INSTRUCTIONS TO FOLLOW: Search the records below for the word "generation". Pull out each line that has it.

Figure record extracts:
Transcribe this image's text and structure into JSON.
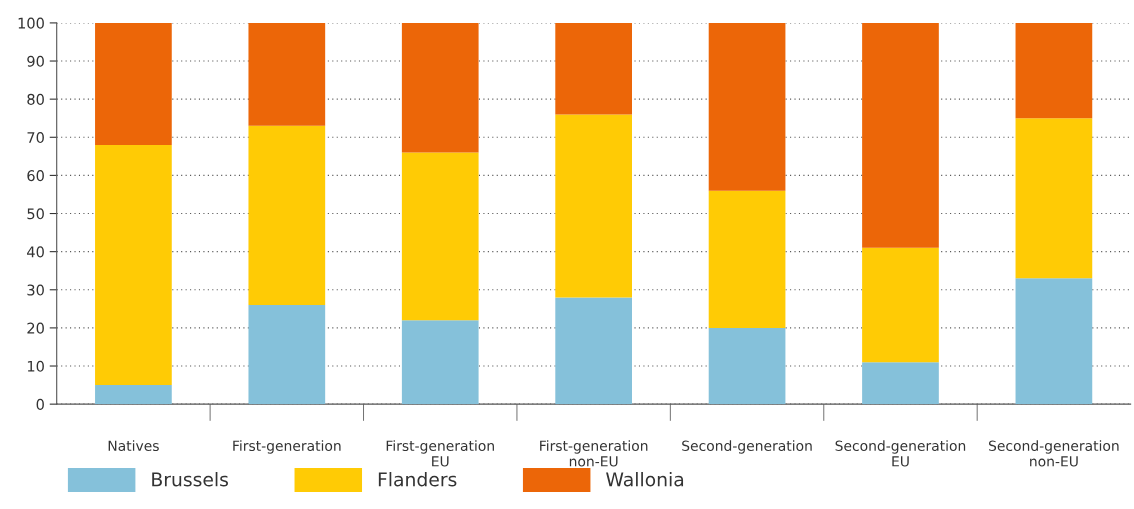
{
  "chart_data": {
    "type": "bar",
    "stacked": true,
    "categories": [
      "Natives",
      "First-generation",
      "First-generation EU",
      "First-generation non-EU",
      "Second-generation",
      "Second-generation EU",
      "Second-generation non-EU"
    ],
    "series": [
      {
        "name": "Brussels",
        "color": "#85c1da",
        "values": [
          5,
          26,
          22,
          28,
          20,
          11,
          33
        ]
      },
      {
        "name": "Flanders",
        "color": "#ffcb05",
        "values": [
          63,
          47,
          44,
          48,
          36,
          30,
          42
        ]
      },
      {
        "name": "Wallonia",
        "color": "#ec6608",
        "values": [
          32,
          27,
          34,
          24,
          44,
          59,
          25
        ]
      }
    ],
    "ylim": [
      0,
      100
    ],
    "yticks": [
      0,
      10,
      20,
      30,
      40,
      50,
      60,
      70,
      80,
      90,
      100
    ],
    "grid": "y",
    "legend": "bottom"
  }
}
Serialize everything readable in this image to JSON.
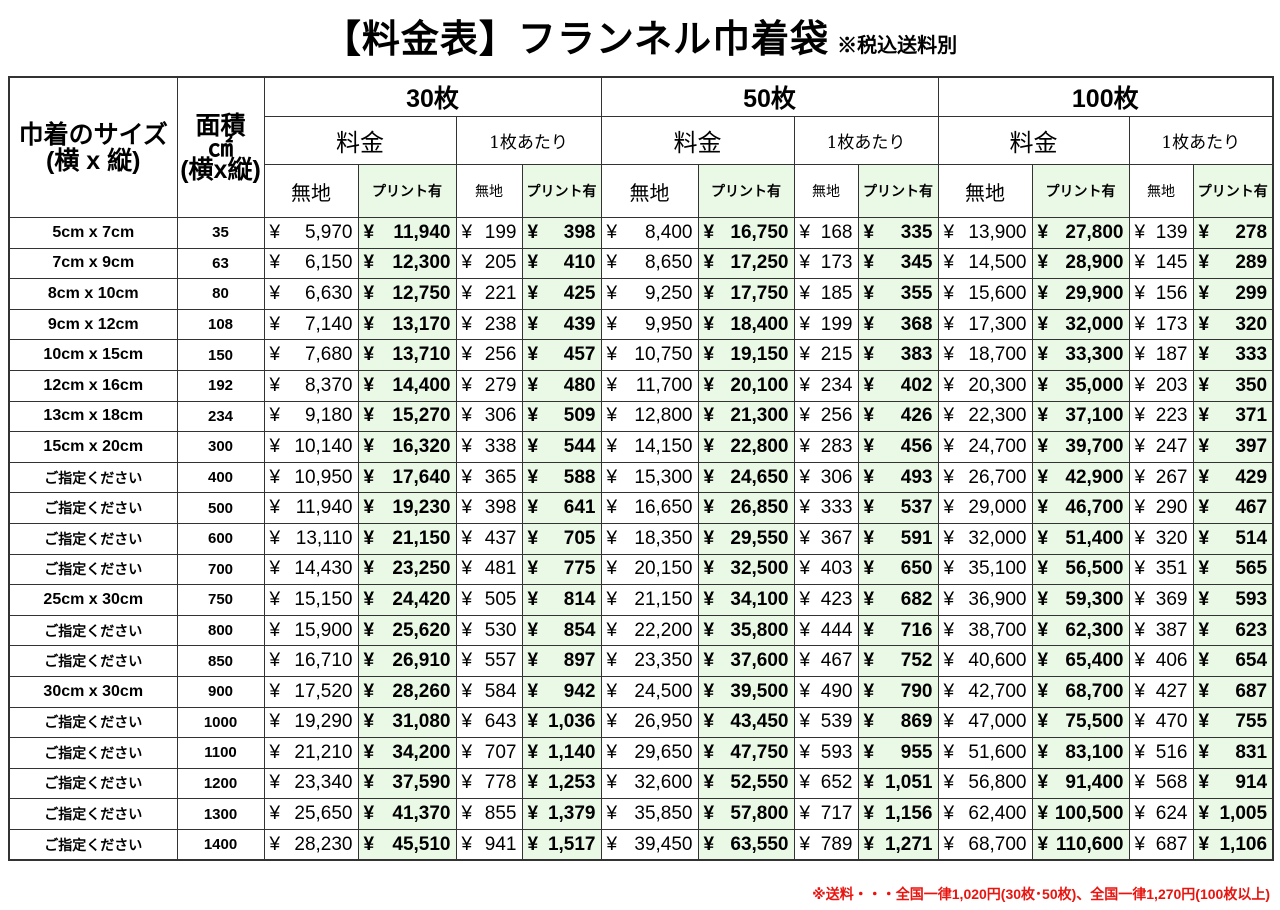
{
  "title": {
    "main": "【料金表】フランネル巾着袋",
    "note": "※税込送料別"
  },
  "header": {
    "size_label": "巾着のサイズ",
    "size_sub": "(横 x 縦)",
    "area_label": "面積",
    "area_unit": "㎠",
    "area_sub": "(横x縦)",
    "quantities": [
      "30枚",
      "50枚",
      "100枚"
    ],
    "fee": "料金",
    "per_piece": "1枚あたり",
    "plain": "無地",
    "print": "プリント有"
  },
  "currency": "¥",
  "colors": {
    "print_bg": "#eaf8e6",
    "footer": "#e8140f"
  },
  "rows": [
    [
      "5cm x 7cm",
      "35",
      "5,970",
      "11,940",
      "199",
      "398",
      "8,400",
      "16,750",
      "168",
      "335",
      "13,900",
      "27,800",
      "139",
      "278"
    ],
    [
      "7cm x 9cm",
      "63",
      "6,150",
      "12,300",
      "205",
      "410",
      "8,650",
      "17,250",
      "173",
      "345",
      "14,500",
      "28,900",
      "145",
      "289"
    ],
    [
      "8cm x 10cm",
      "80",
      "6,630",
      "12,750",
      "221",
      "425",
      "9,250",
      "17,750",
      "185",
      "355",
      "15,600",
      "29,900",
      "156",
      "299"
    ],
    [
      "9cm x 12cm",
      "108",
      "7,140",
      "13,170",
      "238",
      "439",
      "9,950",
      "18,400",
      "199",
      "368",
      "17,300",
      "32,000",
      "173",
      "320"
    ],
    [
      "10cm x 15cm",
      "150",
      "7,680",
      "13,710",
      "256",
      "457",
      "10,750",
      "19,150",
      "215",
      "383",
      "18,700",
      "33,300",
      "187",
      "333"
    ],
    [
      "12cm x 16cm",
      "192",
      "8,370",
      "14,400",
      "279",
      "480",
      "11,700",
      "20,100",
      "234",
      "402",
      "20,300",
      "35,000",
      "203",
      "350"
    ],
    [
      "13cm x 18cm",
      "234",
      "9,180",
      "15,270",
      "306",
      "509",
      "12,800",
      "21,300",
      "256",
      "426",
      "22,300",
      "37,100",
      "223",
      "371"
    ],
    [
      "15cm x 20cm",
      "300",
      "10,140",
      "16,320",
      "338",
      "544",
      "14,150",
      "22,800",
      "283",
      "456",
      "24,700",
      "39,700",
      "247",
      "397"
    ],
    [
      "ご指定ください",
      "400",
      "10,950",
      "17,640",
      "365",
      "588",
      "15,300",
      "24,650",
      "306",
      "493",
      "26,700",
      "42,900",
      "267",
      "429"
    ],
    [
      "ご指定ください",
      "500",
      "11,940",
      "19,230",
      "398",
      "641",
      "16,650",
      "26,850",
      "333",
      "537",
      "29,000",
      "46,700",
      "290",
      "467"
    ],
    [
      "ご指定ください",
      "600",
      "13,110",
      "21,150",
      "437",
      "705",
      "18,350",
      "29,550",
      "367",
      "591",
      "32,000",
      "51,400",
      "320",
      "514"
    ],
    [
      "ご指定ください",
      "700",
      "14,430",
      "23,250",
      "481",
      "775",
      "20,150",
      "32,500",
      "403",
      "650",
      "35,100",
      "56,500",
      "351",
      "565"
    ],
    [
      "25cm x 30cm",
      "750",
      "15,150",
      "24,420",
      "505",
      "814",
      "21,150",
      "34,100",
      "423",
      "682",
      "36,900",
      "59,300",
      "369",
      "593"
    ],
    [
      "ご指定ください",
      "800",
      "15,900",
      "25,620",
      "530",
      "854",
      "22,200",
      "35,800",
      "444",
      "716",
      "38,700",
      "62,300",
      "387",
      "623"
    ],
    [
      "ご指定ください",
      "850",
      "16,710",
      "26,910",
      "557",
      "897",
      "23,350",
      "37,600",
      "467",
      "752",
      "40,600",
      "65,400",
      "406",
      "654"
    ],
    [
      "30cm x 30cm",
      "900",
      "17,520",
      "28,260",
      "584",
      "942",
      "24,500",
      "39,500",
      "490",
      "790",
      "42,700",
      "68,700",
      "427",
      "687"
    ],
    [
      "ご指定ください",
      "1000",
      "19,290",
      "31,080",
      "643",
      "1,036",
      "26,950",
      "43,450",
      "539",
      "869",
      "47,000",
      "75,500",
      "470",
      "755"
    ],
    [
      "ご指定ください",
      "1100",
      "21,210",
      "34,200",
      "707",
      "1,140",
      "29,650",
      "47,750",
      "593",
      "955",
      "51,600",
      "83,100",
      "516",
      "831"
    ],
    [
      "ご指定ください",
      "1200",
      "23,340",
      "37,590",
      "778",
      "1,253",
      "32,600",
      "52,550",
      "652",
      "1,051",
      "56,800",
      "91,400",
      "568",
      "914"
    ],
    [
      "ご指定ください",
      "1300",
      "25,650",
      "41,370",
      "855",
      "1,379",
      "35,850",
      "57,800",
      "717",
      "1,156",
      "62,400",
      "100,500",
      "624",
      "1,005"
    ],
    [
      "ご指定ください",
      "1400",
      "28,230",
      "45,510",
      "941",
      "1,517",
      "39,450",
      "63,550",
      "789",
      "1,271",
      "68,700",
      "110,600",
      "687",
      "1,106"
    ]
  ],
  "footer": "※送料・・・全国一律1,020円(30枚･50枚)、全国一律1,270円(100枚以上)"
}
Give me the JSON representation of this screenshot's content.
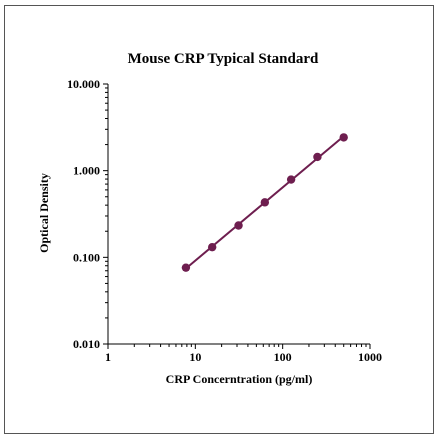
{
  "chart_data": {
    "type": "line",
    "title": "Mouse CRP Typical Standard",
    "xlabel": "CRP Concerntration (pg/ml)",
    "ylabel": "Optical Density",
    "x_scale": "log",
    "y_scale": "log",
    "xlim": [
      1,
      1000
    ],
    "ylim": [
      0.01,
      10
    ],
    "x_ticks": [
      1,
      10,
      100,
      1000
    ],
    "x_tick_labels": [
      "1",
      "10",
      "100",
      "1000"
    ],
    "y_ticks": [
      0.01,
      0.1,
      1,
      10
    ],
    "y_tick_labels": [
      "0.010",
      "0.100",
      "1.000",
      "10.000"
    ],
    "grid": false,
    "series": [
      {
        "color": "#6e1e4f",
        "x": [
          7.8,
          15.6,
          31.25,
          62.5,
          125,
          250,
          500
        ],
        "y": [
          0.076,
          0.131,
          0.233,
          0.431,
          0.79,
          1.44,
          2.42
        ]
      }
    ]
  }
}
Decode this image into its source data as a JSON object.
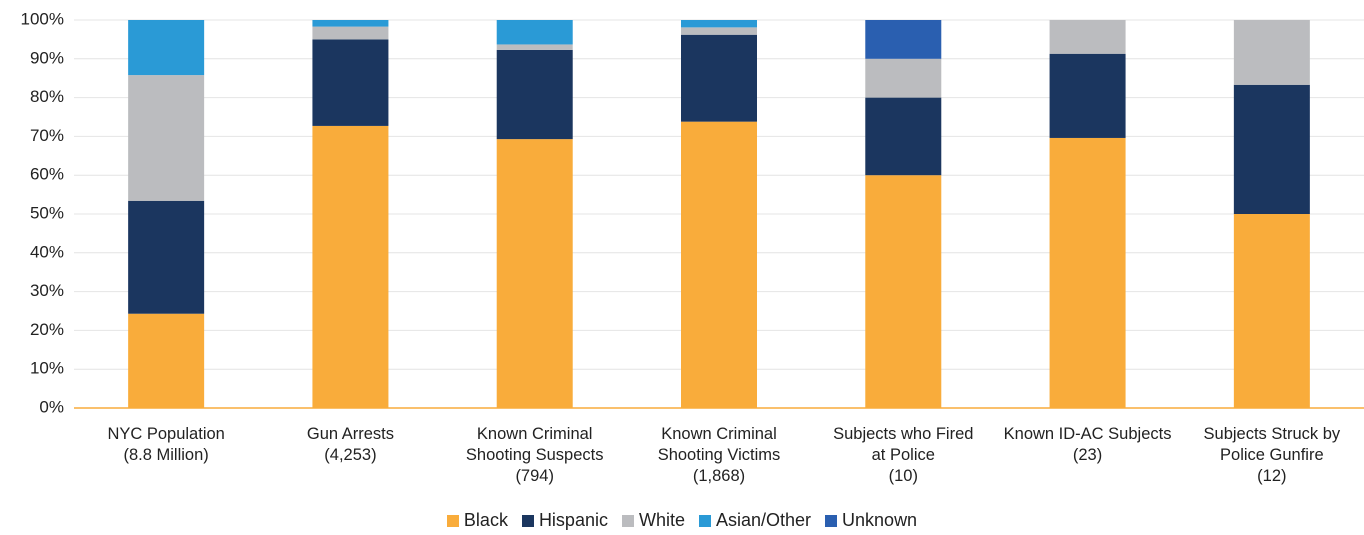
{
  "chart_data": {
    "type": "stacked_bar",
    "categories": [
      "NYC Population\n(8.8 Million)",
      "Gun Arrests\n(4,253)",
      "Known Criminal\nShooting Suspects\n(794)",
      "Known Criminal\nShooting Victims\n(1,868)",
      "Subjects who Fired\nat Police\n(10)",
      "Known ID-AC Subjects\n(23)",
      "Subjects Struck by\nPolice Gunfire\n(12)"
    ],
    "series": [
      {
        "name": "Black",
        "color": "#f9ac3b",
        "values": [
          24.3,
          72.7,
          69.3,
          73.8,
          60,
          69.6,
          50
        ]
      },
      {
        "name": "Hispanic",
        "color": "#1b365f",
        "values": [
          29.1,
          22.3,
          23.0,
          22.4,
          20,
          21.7,
          33.3
        ]
      },
      {
        "name": "White",
        "color": "#bbbcbf",
        "values": [
          32.4,
          3.3,
          1.4,
          1.9,
          10,
          8.7,
          16.7
        ]
      },
      {
        "name": "Asian/Other",
        "color": "#2a9ad6",
        "values": [
          14.2,
          1.7,
          6.3,
          1.9,
          0,
          0,
          0
        ]
      },
      {
        "name": "Unknown",
        "color": "#2a5fb0",
        "values": [
          0,
          0,
          0,
          0,
          10,
          0,
          0
        ]
      }
    ],
    "ylim": [
      0,
      100
    ],
    "yticks": [
      {
        "value": 0,
        "label": "0%"
      },
      {
        "value": 10,
        "label": "10%"
      },
      {
        "value": 20,
        "label": "20%"
      },
      {
        "value": 30,
        "label": "30%"
      },
      {
        "value": 40,
        "label": "40%"
      },
      {
        "value": 50,
        "label": "50%"
      },
      {
        "value": 60,
        "label": "60%"
      },
      {
        "value": 70,
        "label": "70%"
      },
      {
        "value": 80,
        "label": "80%"
      },
      {
        "value": 90,
        "label": "90%"
      },
      {
        "value": 100,
        "label": "100%"
      }
    ],
    "grid": true,
    "axis_color": "#f9ac3b"
  }
}
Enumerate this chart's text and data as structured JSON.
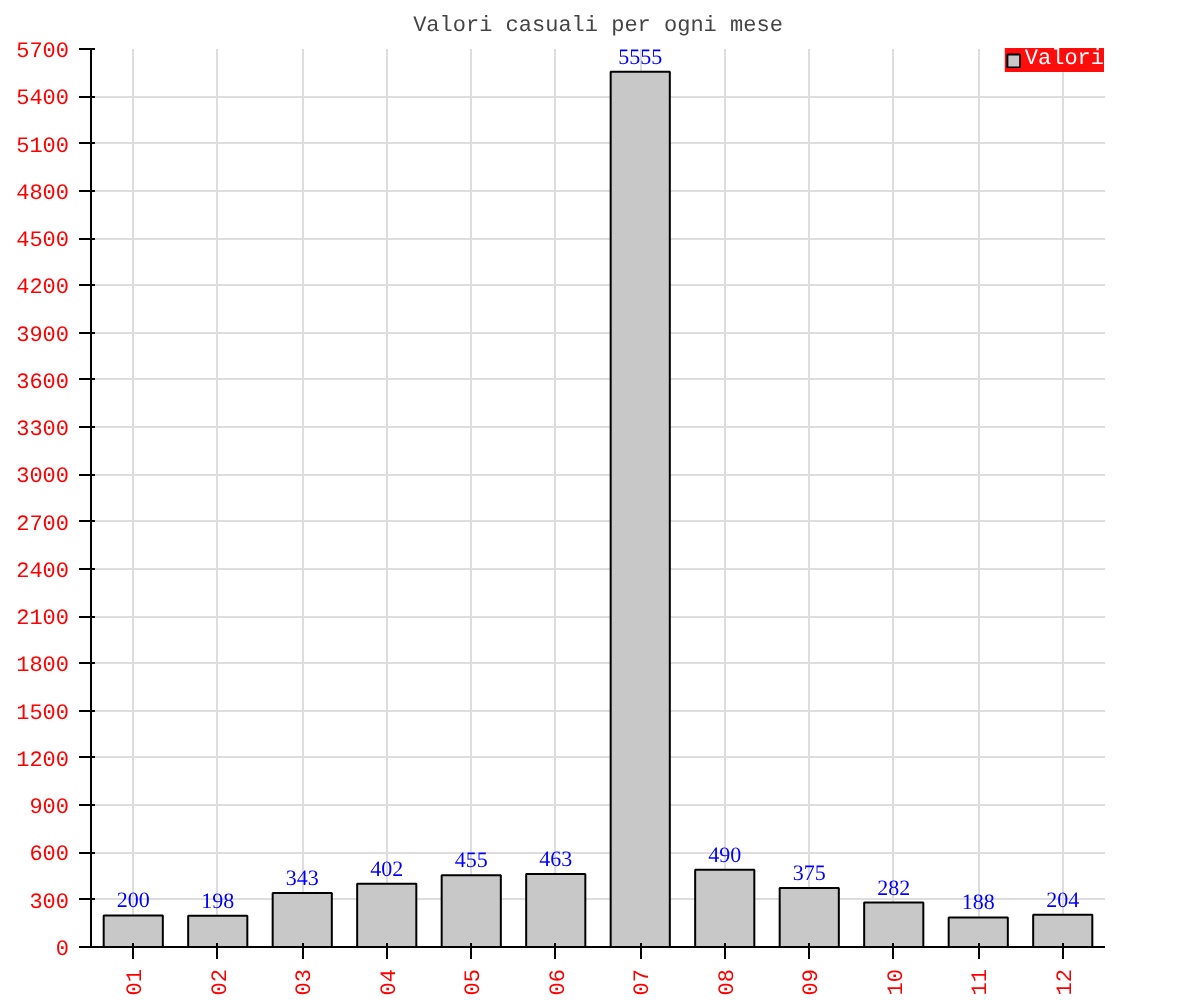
{
  "chart_data": {
    "type": "bar",
    "title": "Valori casuali per ogni mese",
    "categories": [
      "01",
      "02",
      "03",
      "04",
      "05",
      "06",
      "07",
      "08",
      "09",
      "10",
      "11",
      "12"
    ],
    "series": [
      {
        "name": "Valori",
        "color": "#c8c8c8",
        "values": [
          200,
          198,
          343,
          402,
          455,
          463,
          5555,
          490,
          375,
          282,
          188,
          204
        ]
      }
    ],
    "ylim": [
      0,
      5700
    ],
    "yticks": [
      0,
      300,
      600,
      900,
      1200,
      1500,
      1800,
      2100,
      2400,
      2700,
      3000,
      3300,
      3600,
      3900,
      4200,
      4500,
      4800,
      5100,
      5400,
      5700
    ],
    "grid": true,
    "legend": "top right",
    "data_labels": true
  }
}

RESULT:
      "First-generation",
      "First-generation EU",
      "First-generation non-EU",
      "Second-generation",
      "Second-generation EU",
      "Second-generation non-EU"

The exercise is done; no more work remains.